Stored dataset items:
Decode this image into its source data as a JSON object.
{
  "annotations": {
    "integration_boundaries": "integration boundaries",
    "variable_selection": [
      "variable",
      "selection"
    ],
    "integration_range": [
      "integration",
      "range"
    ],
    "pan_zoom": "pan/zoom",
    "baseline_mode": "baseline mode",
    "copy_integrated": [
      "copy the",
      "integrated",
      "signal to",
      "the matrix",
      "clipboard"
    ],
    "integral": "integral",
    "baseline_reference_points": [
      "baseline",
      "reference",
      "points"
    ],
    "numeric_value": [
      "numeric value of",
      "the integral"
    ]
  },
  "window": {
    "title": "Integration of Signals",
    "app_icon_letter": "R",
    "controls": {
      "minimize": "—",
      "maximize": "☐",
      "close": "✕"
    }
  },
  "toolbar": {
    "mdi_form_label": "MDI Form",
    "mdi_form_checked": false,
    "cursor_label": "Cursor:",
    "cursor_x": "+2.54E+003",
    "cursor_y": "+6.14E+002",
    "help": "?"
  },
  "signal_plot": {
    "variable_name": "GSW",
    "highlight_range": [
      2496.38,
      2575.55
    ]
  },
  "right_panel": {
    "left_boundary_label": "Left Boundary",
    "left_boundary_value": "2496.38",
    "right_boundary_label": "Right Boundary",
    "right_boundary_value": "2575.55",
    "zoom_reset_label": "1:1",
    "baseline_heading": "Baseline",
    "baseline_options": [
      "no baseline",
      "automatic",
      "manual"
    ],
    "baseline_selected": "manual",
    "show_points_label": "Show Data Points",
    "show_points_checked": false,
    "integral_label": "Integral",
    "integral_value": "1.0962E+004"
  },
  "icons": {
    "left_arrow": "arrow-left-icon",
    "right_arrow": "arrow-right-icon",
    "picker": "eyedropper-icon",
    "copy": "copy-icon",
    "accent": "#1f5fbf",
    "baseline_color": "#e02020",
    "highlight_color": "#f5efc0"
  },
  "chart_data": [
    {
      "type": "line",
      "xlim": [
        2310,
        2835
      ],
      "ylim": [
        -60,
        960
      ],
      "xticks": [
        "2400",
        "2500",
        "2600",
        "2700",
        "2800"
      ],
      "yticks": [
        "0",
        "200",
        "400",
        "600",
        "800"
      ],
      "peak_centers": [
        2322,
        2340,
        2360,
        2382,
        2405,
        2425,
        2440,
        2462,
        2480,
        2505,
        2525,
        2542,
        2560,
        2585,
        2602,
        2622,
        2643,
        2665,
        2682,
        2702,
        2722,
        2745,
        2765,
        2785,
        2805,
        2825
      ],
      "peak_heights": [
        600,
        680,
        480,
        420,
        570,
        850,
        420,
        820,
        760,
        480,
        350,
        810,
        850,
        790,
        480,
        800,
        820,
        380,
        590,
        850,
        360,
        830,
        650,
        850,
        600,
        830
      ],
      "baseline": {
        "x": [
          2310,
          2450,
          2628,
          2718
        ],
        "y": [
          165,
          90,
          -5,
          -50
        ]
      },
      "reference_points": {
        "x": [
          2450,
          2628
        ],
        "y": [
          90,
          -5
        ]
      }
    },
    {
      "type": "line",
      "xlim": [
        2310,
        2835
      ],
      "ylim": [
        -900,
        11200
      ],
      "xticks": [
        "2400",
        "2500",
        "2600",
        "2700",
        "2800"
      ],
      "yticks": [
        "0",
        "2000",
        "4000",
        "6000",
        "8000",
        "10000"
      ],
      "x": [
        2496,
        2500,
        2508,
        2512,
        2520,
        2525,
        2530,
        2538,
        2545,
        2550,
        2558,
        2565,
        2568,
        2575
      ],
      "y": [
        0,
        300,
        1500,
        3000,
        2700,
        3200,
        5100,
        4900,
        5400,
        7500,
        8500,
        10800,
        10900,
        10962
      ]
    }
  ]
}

◆ **Prompt**: Each of the records should be retyped exactly.

◆ **Output for this task**:
Decode this image into its source data as a JSON object.
{
  "annotations": {
    "integration_boundaries": "integration boundaries",
    "variable_selection": [
      "variable",
      "selection"
    ],
    "integration_range": [
      "integration",
      "range"
    ],
    "pan_zoom": "pan/zoom",
    "baseline_mode": "baseline mode",
    "copy_integrated": [
      "copy the",
      "integrated",
      "signal to",
      "the matrix",
      "clipboard"
    ],
    "integral": "integral",
    "baseline_reference_points": [
      "baseline",
      "reference",
      "points"
    ],
    "numeric_value": [
      "numeric value of",
      "the integral"
    ]
  },
  "window": {
    "title": "Integration of Signals",
    "app_icon_letter": "R",
    "controls": {
      "minimize": "—",
      "maximize": "☐",
      "close": "✕"
    }
  },
  "toolbar": {
    "mdi_form_label": "MDI Form",
    "mdi_form_checked": false,
    "cursor_label": "Cursor:",
    "cursor_x": "+2.54E+003",
    "cursor_y": "+6.14E+002",
    "help": "?"
  },
  "signal_plot": {
    "variable_name": "GSW",
    "highlight_range": [
      2496.38,
      2575.55
    ]
  },
  "right_panel": {
    "left_boundary_label": "Left Boundary",
    "left_boundary_value": "2496.38",
    "right_boundary_label": "Right Boundary",
    "right_boundary_value": "2575.55",
    "zoom_reset_label": "1:1",
    "baseline_heading": "Baseline",
    "baseline_options": [
      "no baseline",
      "automatic",
      "manual"
    ],
    "baseline_selected": "manual",
    "show_points_label": "Show Data Points",
    "show_points_checked": false,
    "integral_label": "Integral",
    "integral_value": "1.0962E+004"
  },
  "icons": {
    "left_arrow": "arrow-left-icon",
    "right_arrow": "arrow-right-icon",
    "picker": "eyedropper-icon",
    "copy": "copy-icon",
    "accent": "#1f5fbf",
    "baseline_color": "#e02020",
    "highlight_color": "#f5efc0"
  },
  "chart_data": [
    {
      "type": "line",
      "xlim": [
        2310,
        2835
      ],
      "ylim": [
        -60,
        960
      ],
      "xticks": [
        "2400",
        "2500",
        "2600",
        "2700",
        "2800"
      ],
      "yticks": [
        "0",
        "200",
        "400",
        "600",
        "800"
      ],
      "peak_centers": [
        2322,
        2340,
        2360,
        2382,
        2405,
        2425,
        2440,
        2462,
        2480,
        2505,
        2525,
        2542,
        2560,
        2585,
        2602,
        2622,
        2643,
        2665,
        2682,
        2702,
        2722,
        2745,
        2765,
        2785,
        2805,
        2825
      ],
      "peak_heights": [
        600,
        680,
        480,
        420,
        570,
        850,
        420,
        820,
        760,
        480,
        350,
        810,
        850,
        790,
        480,
        800,
        820,
        380,
        590,
        850,
        360,
        830,
        650,
        850,
        600,
        830
      ],
      "baseline": {
        "x": [
          2310,
          2450,
          2628,
          2718
        ],
        "y": [
          165,
          90,
          -5,
          -50
        ]
      },
      "reference_points": {
        "x": [
          2450,
          2628
        ],
        "y": [
          90,
          -5
        ]
      }
    },
    {
      "type": "line",
      "xlim": [
        2310,
        2835
      ],
      "ylim": [
        -900,
        11200
      ],
      "xticks": [
        "2400",
        "2500",
        "2600",
        "2700",
        "2800"
      ],
      "yticks": [
        "0",
        "2000",
        "4000",
        "6000",
        "8000",
        "10000"
      ],
      "x": [
        2496,
        2500,
        2508,
        2512,
        2520,
        2525,
        2530,
        2538,
        2545,
        2550,
        2558,
        2565,
        2568,
        2575
      ],
      "y": [
        0,
        300,
        1500,
        3000,
        2700,
        3200,
        5100,
        4900,
        5400,
        7500,
        8500,
        10800,
        10900,
        10962
      ]
    }
  ]
}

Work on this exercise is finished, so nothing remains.